Each record below should be output verbatim, without pictures.

## Source material
# # #

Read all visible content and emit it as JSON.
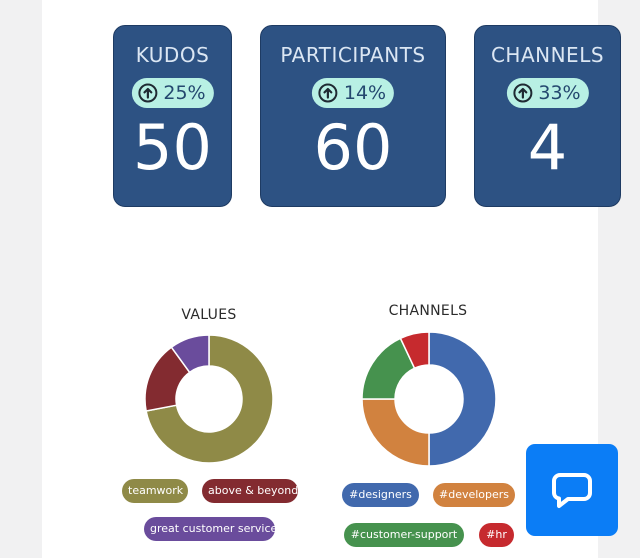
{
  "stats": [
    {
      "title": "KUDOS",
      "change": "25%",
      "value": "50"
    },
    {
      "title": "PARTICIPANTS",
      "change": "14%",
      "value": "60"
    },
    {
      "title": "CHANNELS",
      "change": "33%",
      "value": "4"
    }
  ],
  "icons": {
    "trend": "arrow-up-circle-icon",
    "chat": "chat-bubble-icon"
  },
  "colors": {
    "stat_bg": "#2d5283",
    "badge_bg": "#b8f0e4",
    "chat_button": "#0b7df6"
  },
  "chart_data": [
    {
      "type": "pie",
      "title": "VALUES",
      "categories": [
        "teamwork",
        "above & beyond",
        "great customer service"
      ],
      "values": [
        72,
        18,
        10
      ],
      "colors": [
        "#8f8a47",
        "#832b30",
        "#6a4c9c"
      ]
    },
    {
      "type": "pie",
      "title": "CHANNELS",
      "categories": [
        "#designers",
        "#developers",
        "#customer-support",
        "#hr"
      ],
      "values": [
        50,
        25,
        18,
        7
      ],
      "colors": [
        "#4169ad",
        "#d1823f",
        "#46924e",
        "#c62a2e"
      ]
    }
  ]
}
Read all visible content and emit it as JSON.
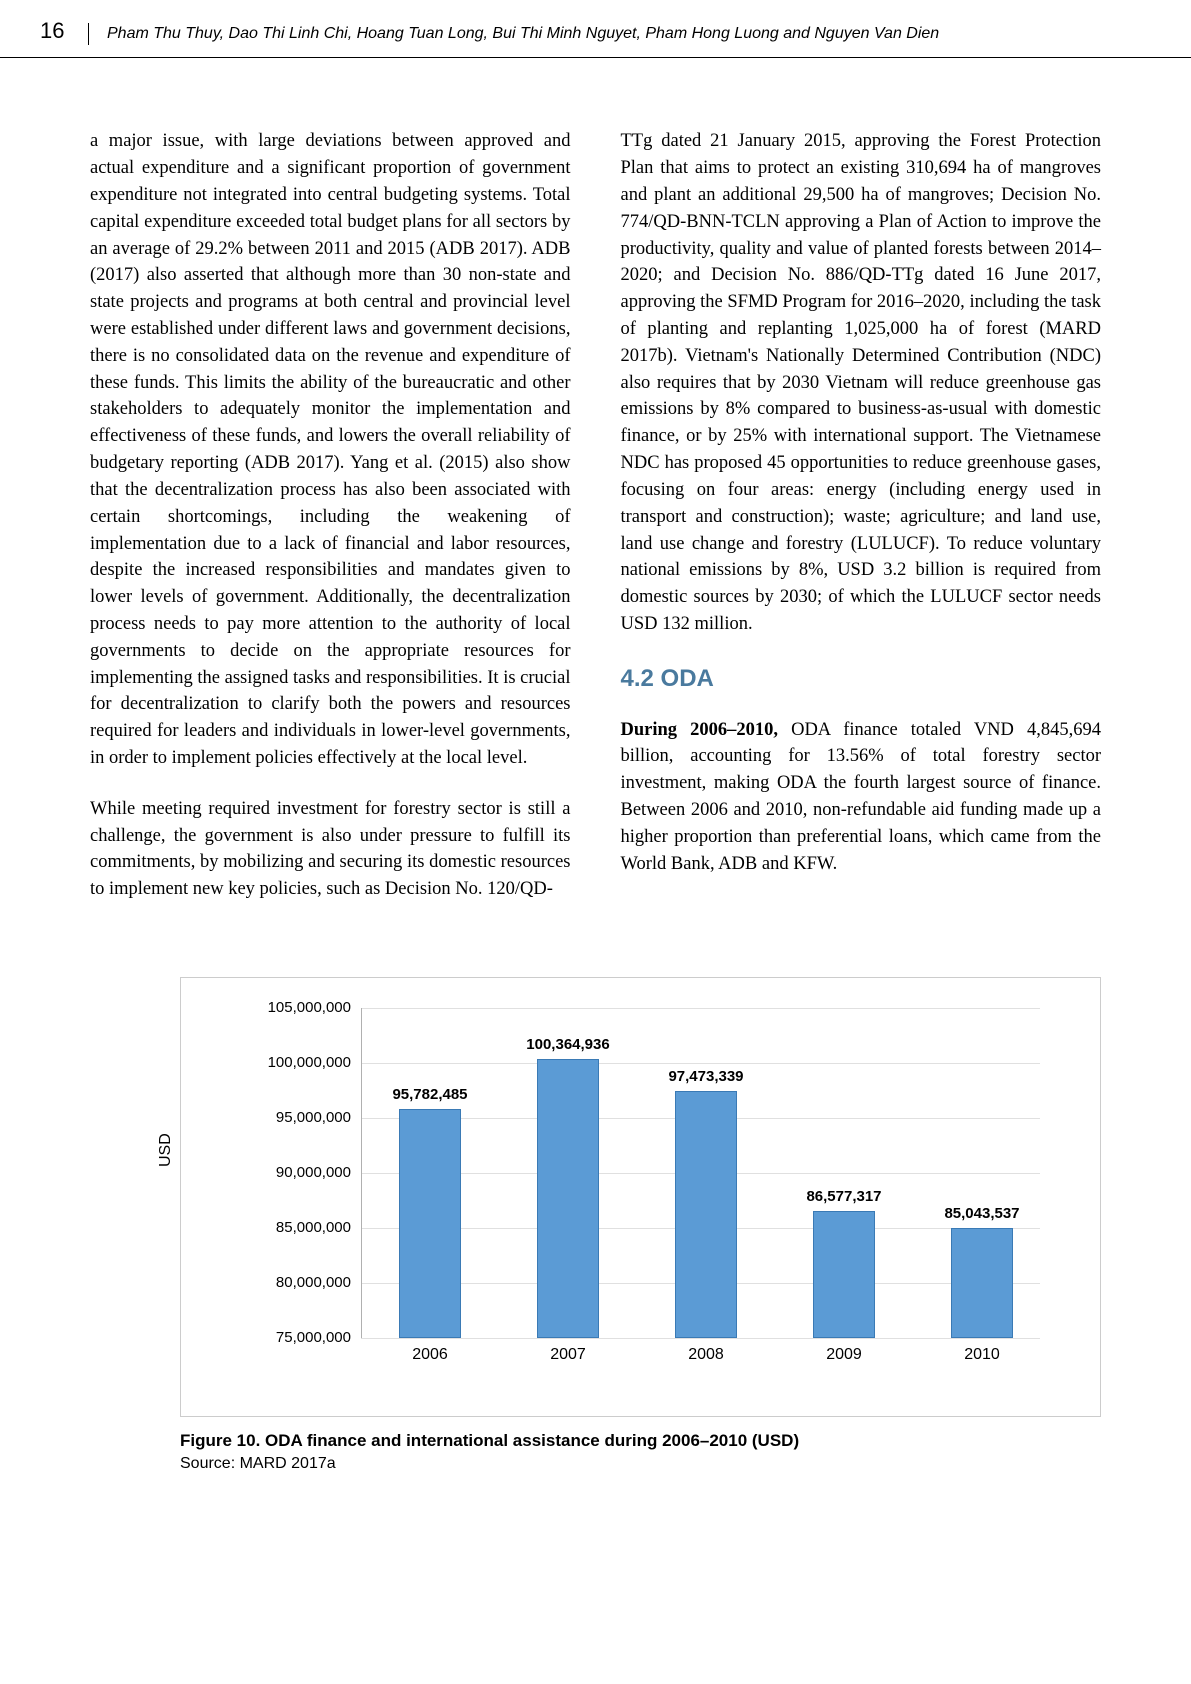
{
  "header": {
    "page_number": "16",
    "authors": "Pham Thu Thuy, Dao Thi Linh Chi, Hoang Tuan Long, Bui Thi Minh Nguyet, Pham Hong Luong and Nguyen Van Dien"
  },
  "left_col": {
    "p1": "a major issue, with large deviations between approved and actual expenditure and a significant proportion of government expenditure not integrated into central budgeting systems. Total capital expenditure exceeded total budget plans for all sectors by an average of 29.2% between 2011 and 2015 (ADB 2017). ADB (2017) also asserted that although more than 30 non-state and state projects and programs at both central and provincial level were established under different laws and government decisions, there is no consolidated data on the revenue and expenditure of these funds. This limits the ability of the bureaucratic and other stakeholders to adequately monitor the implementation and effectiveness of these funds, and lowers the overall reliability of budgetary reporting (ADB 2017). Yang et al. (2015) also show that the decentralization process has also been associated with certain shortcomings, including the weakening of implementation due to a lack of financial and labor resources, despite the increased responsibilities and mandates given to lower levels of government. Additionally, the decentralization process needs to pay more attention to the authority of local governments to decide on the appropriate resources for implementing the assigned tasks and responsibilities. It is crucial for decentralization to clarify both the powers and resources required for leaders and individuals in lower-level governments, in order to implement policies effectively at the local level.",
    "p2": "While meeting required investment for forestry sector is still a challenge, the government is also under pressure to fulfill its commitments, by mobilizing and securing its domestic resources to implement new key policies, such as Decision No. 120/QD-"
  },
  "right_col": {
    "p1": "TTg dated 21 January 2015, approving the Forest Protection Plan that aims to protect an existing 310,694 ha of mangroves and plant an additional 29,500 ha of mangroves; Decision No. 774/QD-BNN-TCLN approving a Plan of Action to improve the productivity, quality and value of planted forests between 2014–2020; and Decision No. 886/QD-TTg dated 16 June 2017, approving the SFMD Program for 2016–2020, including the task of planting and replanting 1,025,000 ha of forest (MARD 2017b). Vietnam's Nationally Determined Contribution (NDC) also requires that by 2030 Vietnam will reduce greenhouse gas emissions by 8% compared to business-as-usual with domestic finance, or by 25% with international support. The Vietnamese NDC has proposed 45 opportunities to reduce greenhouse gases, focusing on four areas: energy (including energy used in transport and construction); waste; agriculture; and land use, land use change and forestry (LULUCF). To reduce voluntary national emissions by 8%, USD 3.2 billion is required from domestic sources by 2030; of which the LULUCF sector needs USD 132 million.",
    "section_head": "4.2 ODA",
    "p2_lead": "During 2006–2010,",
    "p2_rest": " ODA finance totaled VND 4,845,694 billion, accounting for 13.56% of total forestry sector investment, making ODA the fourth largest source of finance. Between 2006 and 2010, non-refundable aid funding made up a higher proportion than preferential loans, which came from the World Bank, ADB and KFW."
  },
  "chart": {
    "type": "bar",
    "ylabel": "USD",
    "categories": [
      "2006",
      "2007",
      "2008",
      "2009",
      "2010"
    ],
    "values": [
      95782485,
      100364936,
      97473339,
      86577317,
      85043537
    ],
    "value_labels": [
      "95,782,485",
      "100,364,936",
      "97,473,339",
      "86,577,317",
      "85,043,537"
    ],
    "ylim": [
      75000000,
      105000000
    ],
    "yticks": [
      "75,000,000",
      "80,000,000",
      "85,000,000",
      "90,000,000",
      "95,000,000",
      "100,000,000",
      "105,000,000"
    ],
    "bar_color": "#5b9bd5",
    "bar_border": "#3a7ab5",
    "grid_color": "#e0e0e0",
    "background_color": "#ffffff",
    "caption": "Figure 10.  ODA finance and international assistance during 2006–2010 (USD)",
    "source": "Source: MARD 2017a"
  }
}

# # #

## Solution for this task
Read all visible content and emit it as JSON.
{
  "stats": [
    {
      "title": "KUDOS",
      "change": "25%",
      "value": "50"
    },
    {
      "title": "PARTICIPANTS",
      "change": "14%",
      "value": "60"
    },
    {
      "title": "CHANNELS",
      "change": "33%",
      "value": "4"
    }
  ],
  "icons": {
    "trend": "arrow-up-circle-icon",
    "chat": "chat-bubble-icon"
  },
  "colors": {
    "stat_bg": "#2d5283",
    "badge_bg": "#b8f0e4",
    "chat_button": "#0b7df6"
  },
  "chart_data": [
    {
      "type": "pie",
      "title": "VALUES",
      "categories": [
        "teamwork",
        "above & beyond",
        "great customer service"
      ],
      "values": [
        72,
        18,
        10
      ],
      "colors": [
        "#8f8a47",
        "#832b30",
        "#6a4c9c"
      ]
    },
    {
      "type": "pie",
      "title": "CHANNELS",
      "categories": [
        "#designers",
        "#developers",
        "#customer-support",
        "#hr"
      ],
      "values": [
        50,
        25,
        18,
        7
      ],
      "colors": [
        "#4169ad",
        "#d1823f",
        "#46924e",
        "#c62a2e"
      ]
    }
  ]
}
Read all visible content and emit it as JSON.
{
  "header": {
    "page_number": "16",
    "authors": "Pham Thu Thuy, Dao Thi Linh Chi, Hoang Tuan Long, Bui Thi Minh Nguyet, Pham Hong Luong and Nguyen Van Dien"
  },
  "left_col": {
    "p1": "a major issue, with large deviations between approved and actual expenditure and a significant proportion of government expenditure not integrated into central budgeting systems. Total capital expenditure exceeded total budget plans for all sectors by an average of 29.2% between 2011 and 2015 (ADB 2017). ADB (2017) also asserted that although more than 30 non-state and state projects and programs at both central and provincial level were established under different laws and government decisions, there is no consolidated data on the revenue and expenditure of these funds. This limits the ability of the bureaucratic and other stakeholders to adequately monitor the implementation and effectiveness of these funds, and lowers the overall reliability of budgetary reporting (ADB 2017). Yang et al. (2015) also show that the decentralization process has also been associated with certain shortcomings, including the weakening of implementation due to a lack of financial and labor resources, despite the increased responsibilities and mandates given to lower levels of government. Additionally, the decentralization process needs to pay more attention to the authority of local governments to decide on the appropriate resources for implementing the assigned tasks and responsibilities. It is crucial for decentralization to clarify both the powers and resources required for leaders and individuals in lower-level governments, in order to implement policies effectively at the local level.",
    "p2": "While meeting required investment for forestry sector is still a challenge, the government is also under pressure to fulfill its commitments, by mobilizing and securing its domestic resources to implement new key policies, such as Decision No. 120/QD-"
  },
  "right_col": {
    "p1": "TTg dated 21 January 2015, approving the Forest Protection Plan that aims to protect an existing 310,694 ha of mangroves and plant an additional 29,500 ha of mangroves; Decision No. 774/QD-BNN-TCLN approving a Plan of Action to improve the productivity, quality and value of planted forests between 2014–2020; and Decision No. 886/QD-TTg dated 16 June 2017, approving the SFMD Program for 2016–2020, including the task of planting and replanting 1,025,000 ha of forest (MARD 2017b). Vietnam's Nationally Determined Contribution (NDC) also requires that by 2030 Vietnam will reduce greenhouse gas emissions by 8% compared to business-as-usual with domestic finance, or by 25% with international support. The Vietnamese NDC has proposed 45 opportunities to reduce greenhouse gases, focusing on four areas: energy (including energy used in transport and construction); waste; agriculture; and land use, land use change and forestry (LULUCF). To reduce voluntary national emissions by 8%, USD 3.2 billion is required from domestic sources by 2030; of which the LULUCF sector needs USD 132 million.",
    "section_head": "4.2 ODA",
    "p2_lead": "During 2006–2010,",
    "p2_rest": " ODA finance totaled VND 4,845,694 billion, accounting for 13.56% of total forestry sector investment, making ODA the fourth largest source of finance. Between 2006 and 2010, non-refundable aid funding made up a higher proportion than preferential loans, which came from the World Bank, ADB and KFW."
  },
  "chart": {
    "type": "bar",
    "ylabel": "USD",
    "categories": [
      "2006",
      "2007",
      "2008",
      "2009",
      "2010"
    ],
    "values": [
      95782485,
      100364936,
      97473339,
      86577317,
      85043537
    ],
    "value_labels": [
      "95,782,485",
      "100,364,936",
      "97,473,339",
      "86,577,317",
      "85,043,537"
    ],
    "ylim": [
      75000000,
      105000000
    ],
    "yticks": [
      "75,000,000",
      "80,000,000",
      "85,000,000",
      "90,000,000",
      "95,000,000",
      "100,000,000",
      "105,000,000"
    ],
    "bar_color": "#5b9bd5",
    "bar_border": "#3a7ab5",
    "grid_color": "#e0e0e0",
    "background_color": "#ffffff",
    "caption": "Figure 10.  ODA finance and international assistance during 2006–2010 (USD)",
    "source": "Source: MARD 2017a"
  }
}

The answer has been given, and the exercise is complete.